*Items*:
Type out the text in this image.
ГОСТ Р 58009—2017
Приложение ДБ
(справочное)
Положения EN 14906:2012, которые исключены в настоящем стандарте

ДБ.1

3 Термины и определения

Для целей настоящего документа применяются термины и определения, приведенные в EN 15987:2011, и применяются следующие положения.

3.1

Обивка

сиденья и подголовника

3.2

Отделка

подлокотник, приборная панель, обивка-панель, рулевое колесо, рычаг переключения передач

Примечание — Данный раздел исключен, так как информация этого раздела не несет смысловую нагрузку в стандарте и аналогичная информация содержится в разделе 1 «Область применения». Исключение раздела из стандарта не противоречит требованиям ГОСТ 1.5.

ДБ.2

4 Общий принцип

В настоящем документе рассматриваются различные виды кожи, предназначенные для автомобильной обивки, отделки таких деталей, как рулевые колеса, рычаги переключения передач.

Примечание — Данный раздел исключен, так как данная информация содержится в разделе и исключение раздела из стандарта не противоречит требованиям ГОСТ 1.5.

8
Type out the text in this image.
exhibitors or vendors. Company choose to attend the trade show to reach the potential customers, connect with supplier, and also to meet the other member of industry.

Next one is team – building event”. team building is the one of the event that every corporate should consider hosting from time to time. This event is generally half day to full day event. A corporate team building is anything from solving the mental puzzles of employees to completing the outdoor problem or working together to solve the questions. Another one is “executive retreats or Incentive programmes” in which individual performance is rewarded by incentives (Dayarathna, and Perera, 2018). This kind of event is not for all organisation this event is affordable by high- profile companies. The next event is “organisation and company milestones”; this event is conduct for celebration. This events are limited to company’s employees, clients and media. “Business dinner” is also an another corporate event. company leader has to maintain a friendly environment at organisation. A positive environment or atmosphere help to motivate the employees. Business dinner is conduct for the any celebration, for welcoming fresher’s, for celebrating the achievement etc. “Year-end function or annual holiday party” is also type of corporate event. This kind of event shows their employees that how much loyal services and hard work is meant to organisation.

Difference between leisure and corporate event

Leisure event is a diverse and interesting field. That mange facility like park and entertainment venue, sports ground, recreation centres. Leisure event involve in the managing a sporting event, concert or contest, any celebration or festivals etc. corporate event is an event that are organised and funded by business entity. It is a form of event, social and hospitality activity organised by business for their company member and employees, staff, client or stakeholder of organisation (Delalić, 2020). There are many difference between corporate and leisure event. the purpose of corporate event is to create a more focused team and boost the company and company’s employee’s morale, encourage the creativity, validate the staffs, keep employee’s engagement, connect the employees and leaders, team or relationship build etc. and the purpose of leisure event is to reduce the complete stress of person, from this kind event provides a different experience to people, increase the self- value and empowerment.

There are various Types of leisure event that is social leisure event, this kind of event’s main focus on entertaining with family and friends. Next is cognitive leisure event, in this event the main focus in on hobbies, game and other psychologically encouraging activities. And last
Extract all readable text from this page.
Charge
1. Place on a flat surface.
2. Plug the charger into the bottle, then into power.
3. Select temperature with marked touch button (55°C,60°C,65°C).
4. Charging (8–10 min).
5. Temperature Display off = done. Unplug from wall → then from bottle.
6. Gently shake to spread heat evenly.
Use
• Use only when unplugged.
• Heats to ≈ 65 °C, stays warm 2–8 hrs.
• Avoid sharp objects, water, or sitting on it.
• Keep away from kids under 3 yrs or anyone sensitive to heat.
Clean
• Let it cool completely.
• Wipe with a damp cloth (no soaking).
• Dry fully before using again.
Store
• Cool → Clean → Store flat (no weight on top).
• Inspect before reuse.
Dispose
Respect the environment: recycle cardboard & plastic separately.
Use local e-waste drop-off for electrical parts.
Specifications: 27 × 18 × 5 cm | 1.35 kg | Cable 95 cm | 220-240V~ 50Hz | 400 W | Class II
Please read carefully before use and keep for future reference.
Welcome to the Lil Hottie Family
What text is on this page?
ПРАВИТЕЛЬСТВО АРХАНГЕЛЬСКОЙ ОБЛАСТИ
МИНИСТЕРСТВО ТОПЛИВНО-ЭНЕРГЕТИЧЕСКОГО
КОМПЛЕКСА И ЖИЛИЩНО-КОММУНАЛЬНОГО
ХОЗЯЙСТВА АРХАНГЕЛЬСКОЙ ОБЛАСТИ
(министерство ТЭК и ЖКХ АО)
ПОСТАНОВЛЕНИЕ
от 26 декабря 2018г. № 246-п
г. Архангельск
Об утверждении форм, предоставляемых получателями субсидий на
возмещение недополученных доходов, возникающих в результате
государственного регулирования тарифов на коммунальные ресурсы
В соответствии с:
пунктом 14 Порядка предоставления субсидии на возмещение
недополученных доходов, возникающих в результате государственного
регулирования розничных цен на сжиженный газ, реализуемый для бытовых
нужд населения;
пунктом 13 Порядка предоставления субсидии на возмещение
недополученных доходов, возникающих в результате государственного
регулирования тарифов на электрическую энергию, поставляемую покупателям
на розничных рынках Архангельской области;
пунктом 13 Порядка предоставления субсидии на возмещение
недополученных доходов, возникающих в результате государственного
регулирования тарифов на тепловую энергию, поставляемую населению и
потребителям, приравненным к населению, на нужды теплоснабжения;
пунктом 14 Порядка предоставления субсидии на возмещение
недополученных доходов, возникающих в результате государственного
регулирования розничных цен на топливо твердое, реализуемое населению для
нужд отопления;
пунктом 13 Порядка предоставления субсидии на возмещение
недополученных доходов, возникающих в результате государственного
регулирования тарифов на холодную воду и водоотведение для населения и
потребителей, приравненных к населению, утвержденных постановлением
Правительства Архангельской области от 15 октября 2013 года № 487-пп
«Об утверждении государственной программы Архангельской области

*Set problem*: Print the material above once more, exactly.

*The answer*:
Type out the text in this image.
ГОСТ Р 58009—2017
Приложение ДБ
(справочное)
Положения EN 14906:2012, которые исключены в настоящем стандарте

ДБ.1

3 Термины и определения

Для целей настоящего документа применяются термины и определения, приведенные в EN 15987:2011, и применяются следующие положения.

3.1

Обивка

сиденья и подголовника

3.2

Отделка

подлокотник, приборная панель, обивка-панель, рулевое колесо, рычаг переключения передач

Примечание — Данный раздел исключен, так как информация этого раздела не несет смысловую нагрузку в стандарте и аналогичная информация содержится в разделе 1 «Область применения». Исключение раздела из стандарта не противоречит требованиям ГОСТ 1.5.

ДБ.2

4 Общий принцип

В настоящем документе рассматриваются различные виды кожи, предназначенные для автомобильной обивки, отделки таких деталей, как рулевые колеса, рычаги переключения передач.

Примечание — Данный раздел исключен, так как данная информация содержится в разделе и исключение раздела из стандарта не противоречит требованиям ГОСТ 1.5.

8
Type out the text in this image.
exhibitors or vendors. Company choose to attend the trade show to reach the potential customers, connect with supplier, and also to meet the other member of industry.

Next one is team – building event”. team building is the one of the event that every corporate should consider hosting from time to time. This event is generally half day to full day event. A corporate team building is anything from solving the mental puzzles of employees to completing the outdoor problem or working together to solve the questions. Another one is “executive retreats or Incentive programmes” in which individual performance is rewarded by incentives (Dayarathna, and Perera, 2018). This kind of event is not for all organisation this event is affordable by high- profile companies. The next event is “organisation and company milestones”; this event is conduct for celebration. This events are limited to company’s employees, clients and media. “Business dinner” is also an another corporate event. company leader has to maintain a friendly environment at organisation. A positive environment or atmosphere help to motivate the employees. Business dinner is conduct for the any celebration, for welcoming fresher’s, for celebrating the achievement etc. “Year-end function or annual holiday party” is also type of corporate event. This kind of event shows their employees that how much loyal services and hard work is meant to organisation.

Difference between leisure and corporate event

Leisure event is a diverse and interesting field. That mange facility like park and entertainment venue, sports ground, recreation centres. Leisure event involve in the managing a sporting event, concert or contest, any celebration or festivals etc. corporate event is an event that are organised and funded by business entity. It is a form of event, social and hospitality activity organised by business for their company member and employees, staff, client or stakeholder of organisation (Delalić, 2020). There are many difference between corporate and leisure event. the purpose of corporate event is to create a more focused team and boost the company and company’s employee’s morale, encourage the creativity, validate the staffs, keep employee’s engagement, connect the employees and leaders, team or relationship build etc. and the purpose of leisure event is to reduce the complete stress of person, from this kind event provides a different experience to people, increase the self- value and empowerment.

There are various Types of leisure event that is social leisure event, this kind of event’s main focus on entertaining with family and friends. Next is cognitive leisure event, in this event the main focus in on hobbies, game and other psychologically encouraging activities. And last
Extract all readable text from this page.
Charge
1. Place on a flat surface.
2. Plug the charger into the bottle, then into power.
3. Select temperature with marked touch button (55°C,60°C,65°C).
4. Charging (8–10 min).
5. Temperature Display off = done. Unplug from wall → then from bottle.
6. Gently shake to spread heat evenly.
Use
• Use only when unplugged.
• Heats to ≈ 65 °C, stays warm 2–8 hrs.
• Avoid sharp objects, water, or sitting on it.
• Keep away from kids under 3 yrs or anyone sensitive to heat.
Clean
• Let it cool completely.
• Wipe with a damp cloth (no soaking).
• Dry fully before using again.
Store
• Cool → Clean → Store flat (no weight on top).
• Inspect before reuse.
Dispose
Respect the environment: recycle cardboard & plastic separately.
Use local e-waste drop-off for electrical parts.
Specifications: 27 × 18 × 5 cm | 1.35 kg | Cable 95 cm | 220-240V~ 50Hz | 400 W | Class II
Please read carefully before use and keep for future reference.
Welcome to the Lil Hottie Family
What text is on this page?
ПРАВИТЕЛЬСТВО АРХАНГЕЛЬСКОЙ ОБЛАСТИ
МИНИСТЕРСТВО ТОПЛИВНО-ЭНЕРГЕТИЧЕСКОГО
КОМПЛЕКСА И ЖИЛИЩНО-КОММУНАЛЬНОГО
ХОЗЯЙСТВА АРХАНГЕЛЬСКОЙ ОБЛАСТИ
(министерство ТЭК и ЖКХ АО)
ПОСТАНОВЛЕНИЕ
от 26 декабря 2018г. № 246-п
г. Архангельск
Об утверждении форм, предоставляемых получателями субсидий на
возмещение недополученных доходов, возникающих в результате
государственного регулирования тарифов на коммунальные ресурсы
В соответствии с:
пунктом 14 Порядка предоставления субсидии на возмещение
недополученных доходов, возникающих в результате государственного
регулирования розничных цен на сжиженный газ, реализуемый для бытовых
нужд населения;
пунктом 13 Порядка предоставления субсидии на возмещение
недополученных доходов, возникающих в результате государственного
регулирования тарифов на электрическую энергию, поставляемую покупателям
на розничных рынках Архангельской области;
пунктом 13 Порядка предоставления субсидии на возмещение
недополученных доходов, возникающих в результате государственного
регулирования тарифов на тепловую энергию, поставляемую населению и
потребителям, приравненным к населению, на нужды теплоснабжения;
пунктом 14 Порядка предоставления субсидии на возмещение
недополученных доходов, возникающих в результате государственного
регулирования розничных цен на топливо твердое, реализуемое населению для
нужд отопления;
пунктом 13 Порядка предоставления субсидии на возмещение
недополученных доходов, возникающих в результате государственного
регулирования тарифов на холодную воду и водоотведение для населения и
потребителей, приравненных к населению, утвержденных постановлением
Правительства Архангельской области от 15 октября 2013 года № 487-пп
«Об утверждении государственной программы Архангельской области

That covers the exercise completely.